■ **DATA PROVIDED**
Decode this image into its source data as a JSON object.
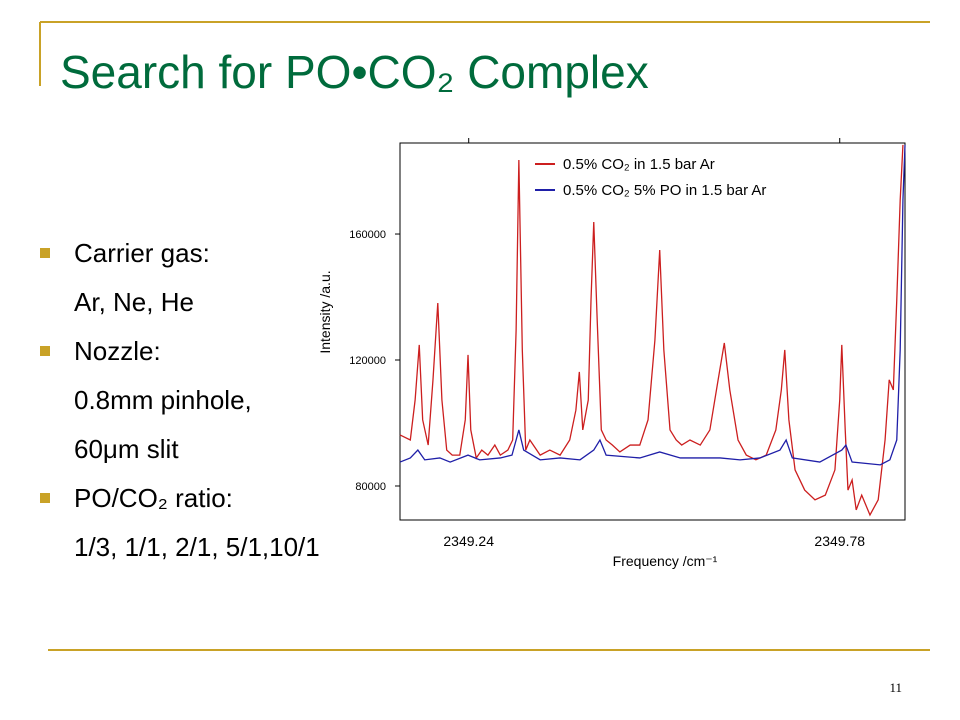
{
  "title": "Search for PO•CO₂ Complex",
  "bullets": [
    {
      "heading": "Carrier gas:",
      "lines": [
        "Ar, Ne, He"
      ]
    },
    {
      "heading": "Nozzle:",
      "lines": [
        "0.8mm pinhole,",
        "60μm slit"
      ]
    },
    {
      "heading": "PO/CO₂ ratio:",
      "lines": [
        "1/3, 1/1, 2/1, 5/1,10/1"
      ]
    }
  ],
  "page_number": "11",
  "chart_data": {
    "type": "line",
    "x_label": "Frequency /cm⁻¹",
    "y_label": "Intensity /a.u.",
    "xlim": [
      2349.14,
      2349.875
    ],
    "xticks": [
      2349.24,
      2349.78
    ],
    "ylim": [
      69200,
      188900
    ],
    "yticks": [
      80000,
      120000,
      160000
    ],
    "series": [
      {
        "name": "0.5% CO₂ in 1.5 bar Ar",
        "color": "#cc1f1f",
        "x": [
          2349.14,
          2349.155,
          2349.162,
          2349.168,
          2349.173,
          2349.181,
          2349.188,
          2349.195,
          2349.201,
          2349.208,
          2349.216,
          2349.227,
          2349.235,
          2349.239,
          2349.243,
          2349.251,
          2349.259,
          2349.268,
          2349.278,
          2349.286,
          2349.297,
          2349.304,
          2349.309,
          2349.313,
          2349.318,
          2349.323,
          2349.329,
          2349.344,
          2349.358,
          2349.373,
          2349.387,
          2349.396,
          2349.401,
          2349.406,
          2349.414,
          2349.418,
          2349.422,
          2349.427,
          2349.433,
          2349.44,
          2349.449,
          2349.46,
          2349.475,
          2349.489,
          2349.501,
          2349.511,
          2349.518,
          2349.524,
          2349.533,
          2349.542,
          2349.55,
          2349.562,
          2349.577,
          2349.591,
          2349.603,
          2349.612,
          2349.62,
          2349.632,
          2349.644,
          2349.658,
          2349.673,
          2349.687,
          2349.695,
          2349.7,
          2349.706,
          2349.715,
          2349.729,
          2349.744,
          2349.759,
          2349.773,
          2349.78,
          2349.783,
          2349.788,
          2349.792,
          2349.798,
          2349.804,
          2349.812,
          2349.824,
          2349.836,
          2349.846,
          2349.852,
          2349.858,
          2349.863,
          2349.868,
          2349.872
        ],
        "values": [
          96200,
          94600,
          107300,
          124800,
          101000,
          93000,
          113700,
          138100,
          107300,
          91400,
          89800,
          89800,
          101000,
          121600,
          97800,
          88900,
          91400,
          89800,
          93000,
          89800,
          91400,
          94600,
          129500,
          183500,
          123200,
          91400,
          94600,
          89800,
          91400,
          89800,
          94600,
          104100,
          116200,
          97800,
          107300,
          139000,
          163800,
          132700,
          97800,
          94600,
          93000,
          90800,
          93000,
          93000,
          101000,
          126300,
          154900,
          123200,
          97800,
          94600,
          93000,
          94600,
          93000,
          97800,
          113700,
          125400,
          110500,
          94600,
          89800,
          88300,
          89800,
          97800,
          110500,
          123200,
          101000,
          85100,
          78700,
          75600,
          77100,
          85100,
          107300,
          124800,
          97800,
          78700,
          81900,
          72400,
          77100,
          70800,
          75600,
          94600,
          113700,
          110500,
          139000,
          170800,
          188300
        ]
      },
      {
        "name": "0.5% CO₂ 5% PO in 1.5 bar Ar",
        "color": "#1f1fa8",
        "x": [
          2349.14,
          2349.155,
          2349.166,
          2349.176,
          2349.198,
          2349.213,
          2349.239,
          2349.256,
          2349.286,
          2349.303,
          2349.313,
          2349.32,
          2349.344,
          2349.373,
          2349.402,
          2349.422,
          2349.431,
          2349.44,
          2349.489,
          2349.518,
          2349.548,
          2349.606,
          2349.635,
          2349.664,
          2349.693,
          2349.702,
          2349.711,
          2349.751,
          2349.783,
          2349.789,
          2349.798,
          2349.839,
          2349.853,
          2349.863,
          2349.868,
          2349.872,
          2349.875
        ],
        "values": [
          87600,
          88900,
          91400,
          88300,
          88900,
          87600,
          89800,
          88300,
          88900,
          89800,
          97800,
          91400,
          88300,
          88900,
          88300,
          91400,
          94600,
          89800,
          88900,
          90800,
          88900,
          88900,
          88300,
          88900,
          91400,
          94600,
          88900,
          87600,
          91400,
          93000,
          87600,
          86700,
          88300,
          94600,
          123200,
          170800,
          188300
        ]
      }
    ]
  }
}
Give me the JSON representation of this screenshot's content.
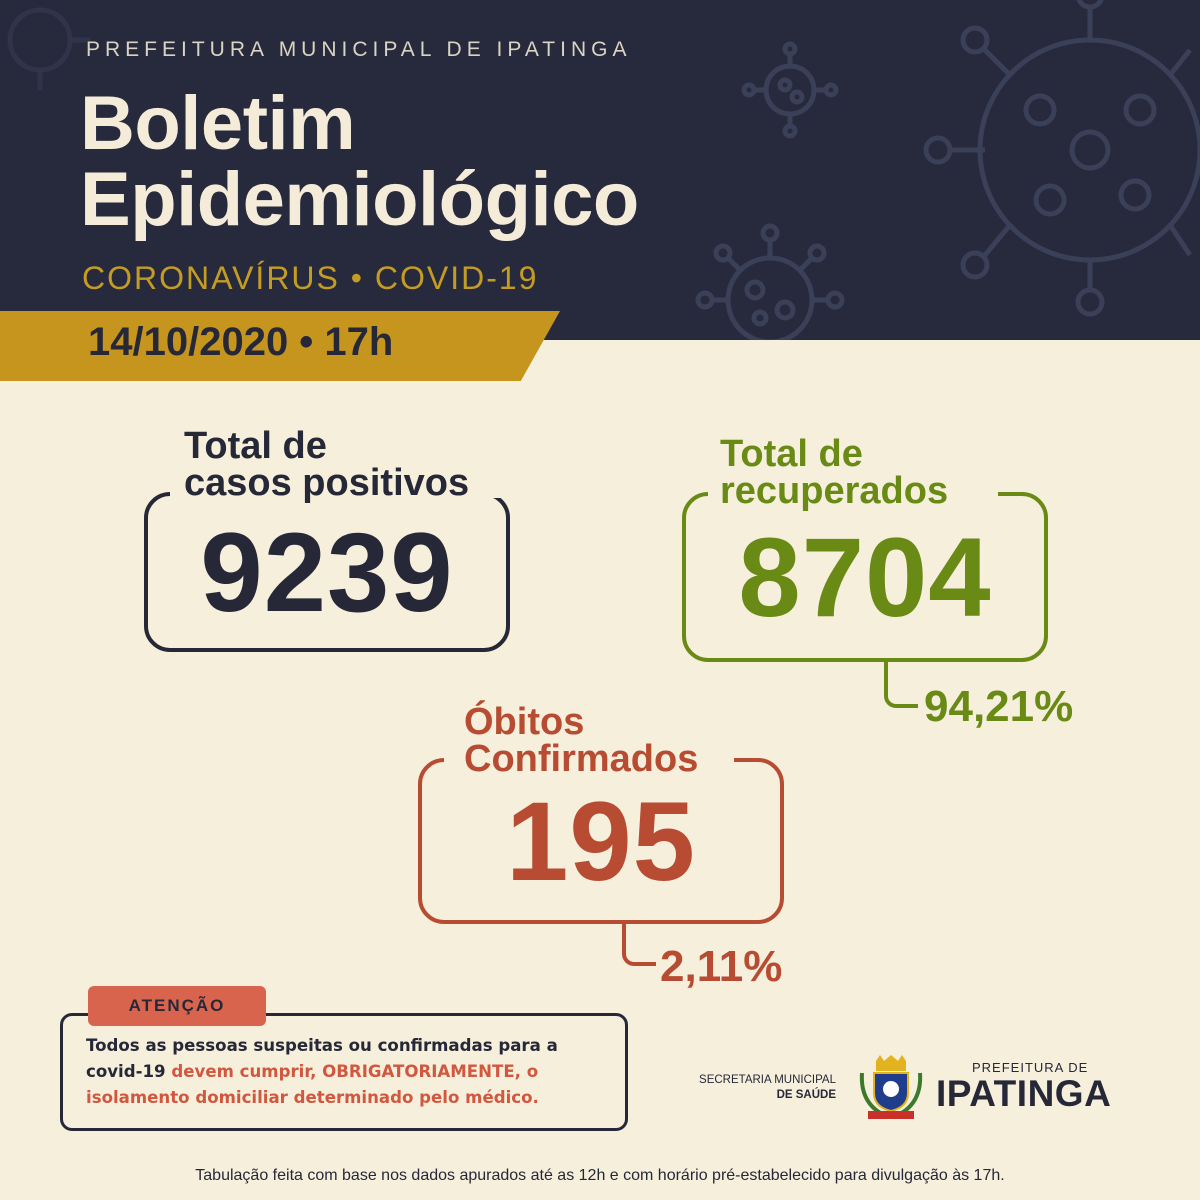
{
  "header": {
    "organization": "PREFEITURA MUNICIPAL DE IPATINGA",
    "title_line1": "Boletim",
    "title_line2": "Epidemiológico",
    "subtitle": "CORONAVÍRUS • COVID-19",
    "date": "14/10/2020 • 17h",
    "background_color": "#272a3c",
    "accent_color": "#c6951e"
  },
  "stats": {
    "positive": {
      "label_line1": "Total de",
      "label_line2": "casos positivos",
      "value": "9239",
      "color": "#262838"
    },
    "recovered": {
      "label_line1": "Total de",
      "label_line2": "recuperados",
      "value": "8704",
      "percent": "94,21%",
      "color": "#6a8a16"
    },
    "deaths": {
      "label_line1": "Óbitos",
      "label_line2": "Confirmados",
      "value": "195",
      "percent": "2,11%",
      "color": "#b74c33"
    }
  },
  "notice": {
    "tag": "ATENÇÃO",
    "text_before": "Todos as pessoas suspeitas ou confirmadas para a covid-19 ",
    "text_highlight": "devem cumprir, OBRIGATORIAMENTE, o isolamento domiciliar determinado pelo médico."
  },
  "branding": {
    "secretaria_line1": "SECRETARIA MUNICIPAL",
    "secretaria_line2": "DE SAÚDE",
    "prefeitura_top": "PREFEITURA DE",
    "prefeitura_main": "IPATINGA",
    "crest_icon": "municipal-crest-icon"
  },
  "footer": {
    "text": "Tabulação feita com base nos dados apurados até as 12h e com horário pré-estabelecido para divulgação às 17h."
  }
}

■ **WHAT NEEDS TO BE DONE**
Copy out all lines that carry the word "IPATINGA".

■ **SOLUTION FOR THIS TASK**
    "organization": "PREFEITURA MUNICIPAL DE IPATINGA",
    "prefeitura_main": "IPATINGA",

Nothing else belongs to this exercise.